What the task requires: Word for word, transcribe the lines below and drop the pictures.

[Figure content listings]
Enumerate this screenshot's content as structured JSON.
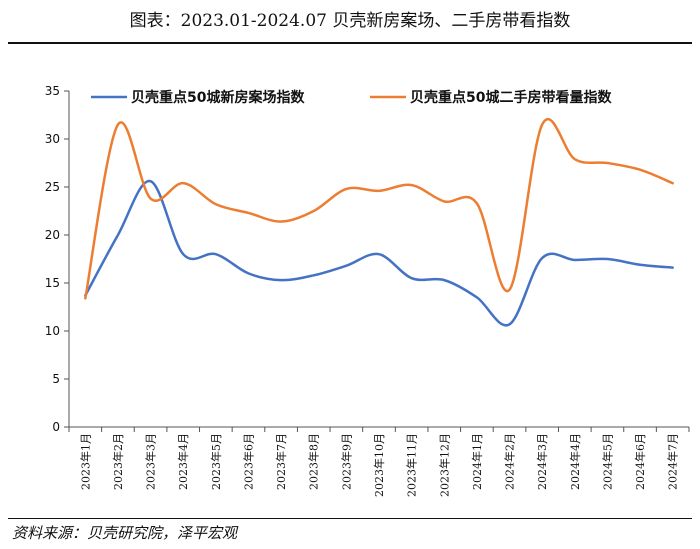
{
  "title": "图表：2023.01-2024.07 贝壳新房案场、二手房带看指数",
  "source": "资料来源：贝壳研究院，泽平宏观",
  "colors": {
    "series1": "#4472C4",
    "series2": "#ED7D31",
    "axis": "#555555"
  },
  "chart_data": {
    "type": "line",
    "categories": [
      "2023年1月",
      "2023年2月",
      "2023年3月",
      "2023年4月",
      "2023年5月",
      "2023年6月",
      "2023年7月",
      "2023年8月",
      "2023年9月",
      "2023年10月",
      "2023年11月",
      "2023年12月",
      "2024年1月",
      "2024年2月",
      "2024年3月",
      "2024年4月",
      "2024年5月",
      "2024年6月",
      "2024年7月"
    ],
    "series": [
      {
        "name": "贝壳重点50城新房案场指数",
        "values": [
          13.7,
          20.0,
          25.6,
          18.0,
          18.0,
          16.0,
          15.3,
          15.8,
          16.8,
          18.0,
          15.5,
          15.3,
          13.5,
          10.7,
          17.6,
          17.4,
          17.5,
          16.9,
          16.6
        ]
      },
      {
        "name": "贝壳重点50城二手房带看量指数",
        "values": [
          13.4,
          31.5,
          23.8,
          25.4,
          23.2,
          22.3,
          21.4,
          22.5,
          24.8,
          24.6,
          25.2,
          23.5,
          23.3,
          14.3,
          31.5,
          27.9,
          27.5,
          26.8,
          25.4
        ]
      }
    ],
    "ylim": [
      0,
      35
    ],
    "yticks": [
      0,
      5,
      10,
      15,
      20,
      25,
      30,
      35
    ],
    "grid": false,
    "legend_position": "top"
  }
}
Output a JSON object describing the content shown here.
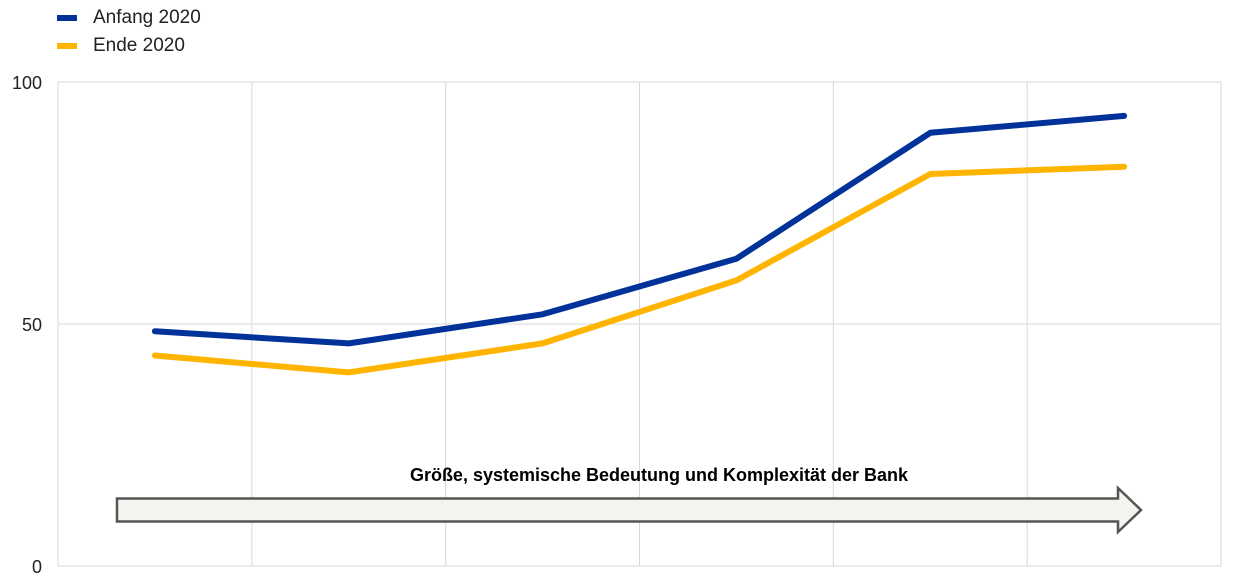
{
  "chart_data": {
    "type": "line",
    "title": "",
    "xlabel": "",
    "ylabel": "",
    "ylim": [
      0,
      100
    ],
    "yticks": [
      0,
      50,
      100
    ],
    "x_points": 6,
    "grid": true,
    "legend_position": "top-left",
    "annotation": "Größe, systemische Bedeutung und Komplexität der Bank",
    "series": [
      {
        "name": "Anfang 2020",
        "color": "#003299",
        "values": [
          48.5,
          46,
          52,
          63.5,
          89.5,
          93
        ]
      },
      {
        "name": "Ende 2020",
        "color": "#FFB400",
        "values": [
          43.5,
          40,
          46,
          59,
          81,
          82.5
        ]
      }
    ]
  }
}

Output for this exercise:
Enumerate this screenshot's content as structured JSON.
{
  "title": "图表：2023.01-2024.07 贝壳新房案场、二手房带看指数",
  "source": "资料来源：贝壳研究院，泽平宏观",
  "colors": {
    "series1": "#4472C4",
    "series2": "#ED7D31",
    "axis": "#555555"
  },
  "chart_data": {
    "type": "line",
    "categories": [
      "2023年1月",
      "2023年2月",
      "2023年3月",
      "2023年4月",
      "2023年5月",
      "2023年6月",
      "2023年7月",
      "2023年8月",
      "2023年9月",
      "2023年10月",
      "2023年11月",
      "2023年12月",
      "2024年1月",
      "2024年2月",
      "2024年3月",
      "2024年4月",
      "2024年5月",
      "2024年6月",
      "2024年7月"
    ],
    "series": [
      {
        "name": "贝壳重点50城新房案场指数",
        "values": [
          13.7,
          20.0,
          25.6,
          18.0,
          18.0,
          16.0,
          15.3,
          15.8,
          16.8,
          18.0,
          15.5,
          15.3,
          13.5,
          10.7,
          17.6,
          17.4,
          17.5,
          16.9,
          16.6
        ]
      },
      {
        "name": "贝壳重点50城二手房带看量指数",
        "values": [
          13.4,
          31.5,
          23.8,
          25.4,
          23.2,
          22.3,
          21.4,
          22.5,
          24.8,
          24.6,
          25.2,
          23.5,
          23.3,
          14.3,
          31.5,
          27.9,
          27.5,
          26.8,
          25.4
        ]
      }
    ],
    "ylim": [
      0,
      35
    ],
    "yticks": [
      0,
      5,
      10,
      15,
      20,
      25,
      30,
      35
    ],
    "grid": false,
    "legend_position": "top"
  }
}
Output a JSON object describing the content shown here.
{
  "chart_data": {
    "type": "line",
    "title": "",
    "xlabel": "",
    "ylabel": "",
    "ylim": [
      0,
      100
    ],
    "yticks": [
      0,
      50,
      100
    ],
    "x_points": 6,
    "grid": true,
    "legend_position": "top-left",
    "annotation": "Größe, systemische Bedeutung und Komplexität der Bank",
    "series": [
      {
        "name": "Anfang 2020",
        "color": "#003299",
        "values": [
          48.5,
          46,
          52,
          63.5,
          89.5,
          93
        ]
      },
      {
        "name": "Ende 2020",
        "color": "#FFB400",
        "values": [
          43.5,
          40,
          46,
          59,
          81,
          82.5
        ]
      }
    ]
  }
}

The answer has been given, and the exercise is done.